**** PROVIDED DATA ****

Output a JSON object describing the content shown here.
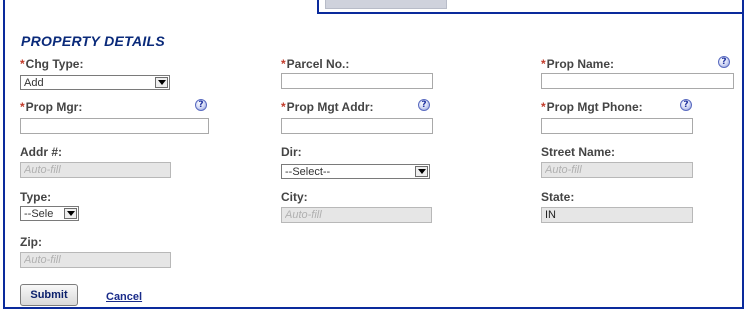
{
  "section": {
    "title": "PROPERTY DETAILS"
  },
  "required_marker": "*",
  "fields": {
    "chg_type": {
      "label": "Chg Type:",
      "value": "Add"
    },
    "parcel_no": {
      "label": "Parcel No.:",
      "value": ""
    },
    "prop_name": {
      "label": "Prop Name:",
      "value": ""
    },
    "prop_mgr": {
      "label": "Prop Mgr:",
      "value": ""
    },
    "prop_mgt_addr": {
      "label": "Prop Mgt Addr:",
      "value": ""
    },
    "prop_mgt_phone": {
      "label": "Prop Mgt Phone:",
      "value": ""
    },
    "addr_no": {
      "label": "Addr #:",
      "placeholder": "Auto-fill"
    },
    "dir": {
      "label": "Dir:",
      "value": "--Select--"
    },
    "street_name": {
      "label": "Street Name:",
      "placeholder": "Auto-fill"
    },
    "type": {
      "label": "Type:",
      "value": "--Sele"
    },
    "city": {
      "label": "City:",
      "placeholder": "Auto-fill"
    },
    "state": {
      "label": "State:",
      "value": "IN"
    },
    "zip": {
      "label": "Zip:",
      "placeholder": "Auto-fill"
    }
  },
  "help_icon_text": "?",
  "actions": {
    "submit": "Submit",
    "cancel": "Cancel"
  },
  "colors": {
    "heading": "#0a2a7a",
    "required": "#c23b2a",
    "frame": "#0a2a9c",
    "readonly_bg": "#e6e6e6"
  }
}
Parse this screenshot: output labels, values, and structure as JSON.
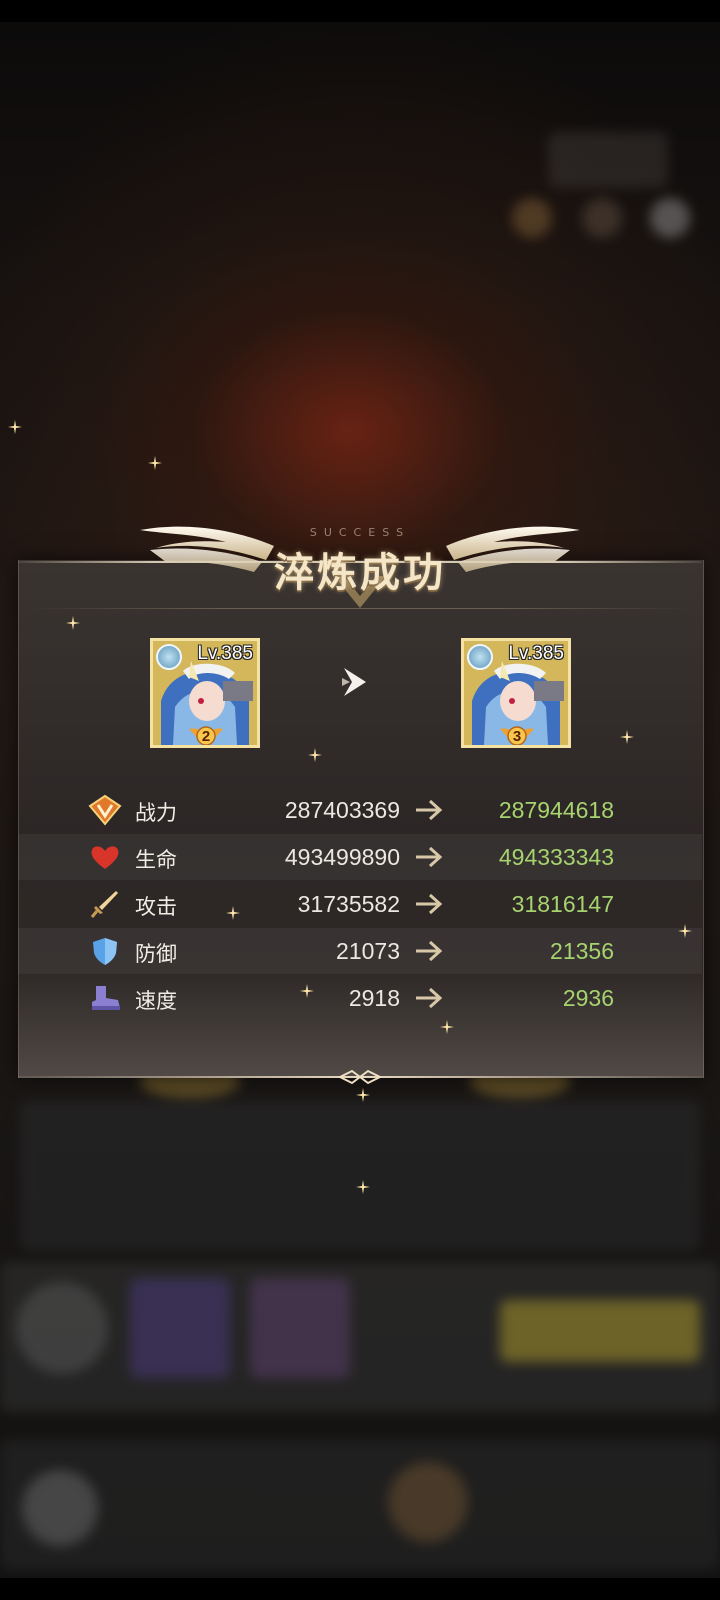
{
  "banner": {
    "subtitle": "SUCCESS",
    "title": "淬炼成功"
  },
  "hero_before": {
    "level_label": "Lv.385",
    "stars": "2"
  },
  "hero_after": {
    "level_label": "Lv.385",
    "stars": "3"
  },
  "stats": [
    {
      "icon": "power-icon",
      "label": "战力",
      "old": "287403369",
      "new": "287944618"
    },
    {
      "icon": "heart-icon",
      "label": "生命",
      "old": "493499890",
      "new": "494333343"
    },
    {
      "icon": "sword-icon",
      "label": "攻击",
      "old": "31735582",
      "new": "31816147"
    },
    {
      "icon": "shield-icon",
      "label": "防御",
      "old": "21073",
      "new": "21356"
    },
    {
      "icon": "boot-icon",
      "label": "速度",
      "old": "2918",
      "new": "2936"
    }
  ],
  "colors": {
    "increase_value": "#a7d36f",
    "card_border": "#f3e2a2",
    "panel_bg": "#2b2625"
  }
}
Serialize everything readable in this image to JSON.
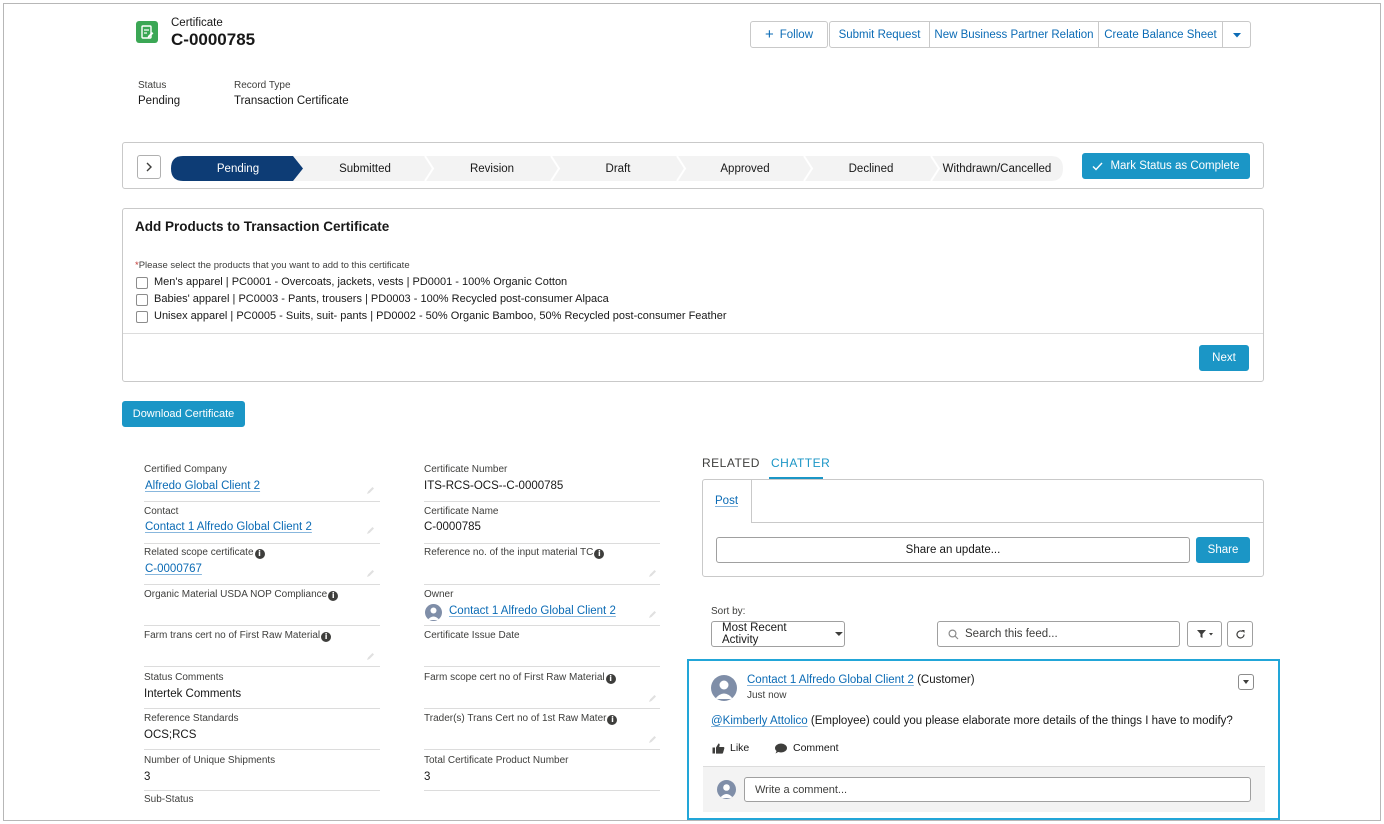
{
  "header": {
    "object_label": "Certificate",
    "record_name": "C-0000785",
    "follow_label": "Follow",
    "actions": [
      "Submit Request",
      "New Business Partner Relation",
      "Create Balance Sheet"
    ]
  },
  "highlights": {
    "status_label": "Status",
    "status_value": "Pending",
    "record_type_label": "Record Type",
    "record_type_value": "Transaction Certificate"
  },
  "path": {
    "stages": [
      "Pending",
      "Submitted",
      "Revision",
      "Draft",
      "Approved",
      "Declined",
      "Withdrawn/Cancelled"
    ],
    "current_stage": "Pending",
    "complete_button": "Mark Status as Complete"
  },
  "products": {
    "title": "Add Products to Transaction Certificate",
    "required_marker": "*",
    "instruction": "Please select the products that you want to add to this certificate",
    "items": [
      "Men's apparel | PC0001 - Overcoats, jackets, vests | PD0001 - 100% Organic Cotton",
      "Babies' apparel | PC0003 - Pants, trousers | PD0003 - 100% Recycled post-consumer Alpaca",
      "Unisex apparel | PC0005 - Suits, suit- pants | PD0002 - 50% Organic Bamboo, 50% Recycled post-consumer Feather"
    ],
    "next_button": "Next"
  },
  "download_button": "Download Certificate",
  "details": {
    "certified_company_label": "Certified Company",
    "certified_company_value": "Alfredo Global Client 2",
    "contact_label": "Contact",
    "contact_value": "Contact 1 Alfredo Global Client 2",
    "related_scope_label": "Related scope certificate",
    "related_scope_value": "C-0000767",
    "usda_label": "Organic Material USDA NOP Compliance",
    "farm_trans_label": "Farm trans cert no of First Raw Material",
    "status_comments_label": "Status Comments",
    "status_comments_value": "Intertek Comments",
    "reference_standards_label": "Reference Standards",
    "reference_standards_value": "OCS;RCS",
    "unique_shipments_label": "Number of Unique Shipments",
    "unique_shipments_value": "3",
    "sub_status_label": "Sub-Status",
    "certificate_number_label": "Certificate Number",
    "certificate_number_value": "ITS-RCS-OCS--C-0000785",
    "certificate_name_label": "Certificate Name",
    "certificate_name_value": "C-0000785",
    "reference_input_label": "Reference no. of the input material TC",
    "owner_label": "Owner",
    "owner_value": "Contact 1 Alfredo Global Client 2",
    "issue_date_label": "Certificate Issue Date",
    "farm_scope_label": "Farm scope cert no of First Raw Material",
    "trader_label": "Trader(s) Trans Cert no of 1st Raw Mater",
    "total_products_label": "Total Certificate Product Number",
    "total_products_value": "3"
  },
  "side_tabs": [
    "RELATED",
    "CHATTER"
  ],
  "publisher": {
    "post_tab": "Post",
    "share_placeholder": "Share an update...",
    "share_button": "Share"
  },
  "feed": {
    "sort_label": "Sort by:",
    "sort_value": "Most Recent Activity",
    "search_placeholder": "Search this feed...",
    "post": {
      "author": "Contact 1 Alfredo Global Client 2",
      "author_role": "(Customer)",
      "time": "Just now",
      "mention": "@Kimberly Attolico",
      "body": "(Employee) could you please elaborate more details of the things I have to modify?",
      "like_label": "Like",
      "comment_label": "Comment",
      "comment_placeholder": "Write a comment..."
    }
  },
  "colors": {
    "brand": "#1b96c6",
    "path_current": "#0d3c75",
    "path_incomplete": "#f3f3f3",
    "link": "#0b6bb5",
    "record_icon": "#3ba755",
    "highlight_border": "#22a6d8"
  }
}
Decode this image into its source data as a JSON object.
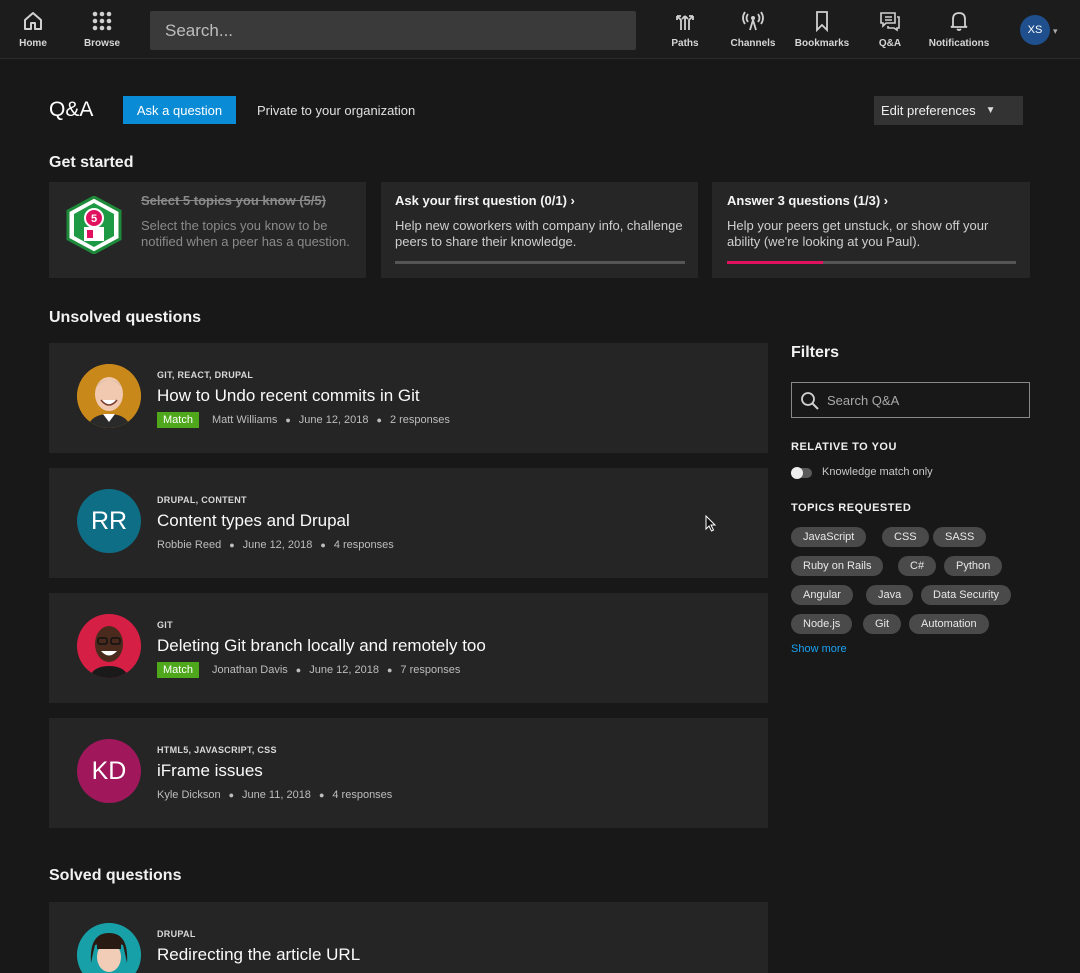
{
  "nav": {
    "home": "Home",
    "browse": "Browse",
    "search_placeholder": "Search...",
    "paths": "Paths",
    "channels": "Channels",
    "bookmarks": "Bookmarks",
    "qa": "Q&A",
    "notifications": "Notifications",
    "user_initials": "XS"
  },
  "header": {
    "title": "Q&A",
    "ask_button": "Ask a question",
    "private_text": "Private to your organization",
    "edit_preferences": "Edit preferences"
  },
  "get_started": {
    "title": "Get started",
    "cards": [
      {
        "title": "Select 5 topics you know (5/5)",
        "desc": "Select the topics you know to be notified when a peer has a question.",
        "completed": true,
        "badge_number": "5"
      },
      {
        "title": "Ask your first question (0/1)",
        "arrow": "›",
        "desc": "Help new coworkers with company info, challenge peers to share their knowledge.",
        "progress": 0.0
      },
      {
        "title": "Answer 3 questions (1/3)",
        "arrow": "›",
        "desc": "Help your peers get unstuck, or show off your ability (we're looking at you Paul).",
        "progress": 0.333
      }
    ]
  },
  "unsolved": {
    "title": "Unsolved questions",
    "questions": [
      {
        "tags": "GIT, REACT, DRUPAL",
        "title": "How to Undo recent commits in Git",
        "match": "Match",
        "author": "Matt Williams",
        "date": "June 12, 2018",
        "responses": "2 responses",
        "avatar": "photo",
        "color": "#c9891a"
      },
      {
        "tags": "DRUPAL, CONTENT",
        "title": "Content types and Drupal",
        "author": "Robbie Reed",
        "date": "June 12, 2018",
        "responses": "4 responses",
        "initials": "RR",
        "color": "#0e6e85"
      },
      {
        "tags": "GIT",
        "title": "Deleting Git branch locally and remotely too",
        "match": "Match",
        "author": "Jonathan Davis",
        "date": "June 12, 2018",
        "responses": "7 responses",
        "avatar": "photo",
        "color": "#d51f45"
      },
      {
        "tags": "HTML5, JAVASCRIPT, CSS",
        "title": "iFrame issues",
        "author": "Kyle Dickson",
        "date": "June 11, 2018",
        "responses": "4 responses",
        "initials": "KD",
        "color": "#a0175c"
      }
    ]
  },
  "solved": {
    "title": "Solved questions",
    "questions": [
      {
        "tags": "DRUPAL",
        "title": "Redirecting the article URL",
        "avatar": "photo",
        "color": "#17a0a8"
      }
    ]
  },
  "filters": {
    "title": "Filters",
    "search_placeholder": "Search Q&A",
    "relative_heading": "RELATIVE TO YOU",
    "knowledge_toggle": "Knowledge match only",
    "topics_heading": "TOPICS REQUESTED",
    "topics": [
      "JavaScript",
      "CSS",
      "SASS",
      "Ruby on Rails",
      "C#",
      "Python",
      "Angular",
      "Java",
      "Data Security",
      "Node.js",
      "Git",
      "Automation"
    ],
    "show_more": "Show more"
  },
  "colors": {
    "accent": "#0a8bd6",
    "match": "#4fa81b",
    "progress": "#e0115f",
    "link": "#1ba1f2"
  }
}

****

▶ **STATED PROBLEM**
Which lines contain "progress"? Copy each of them out.

▶ **SOLVED EXERCISE**
        "progress": 0.0
        "progress": 0.333
    "progress": "#e0115f",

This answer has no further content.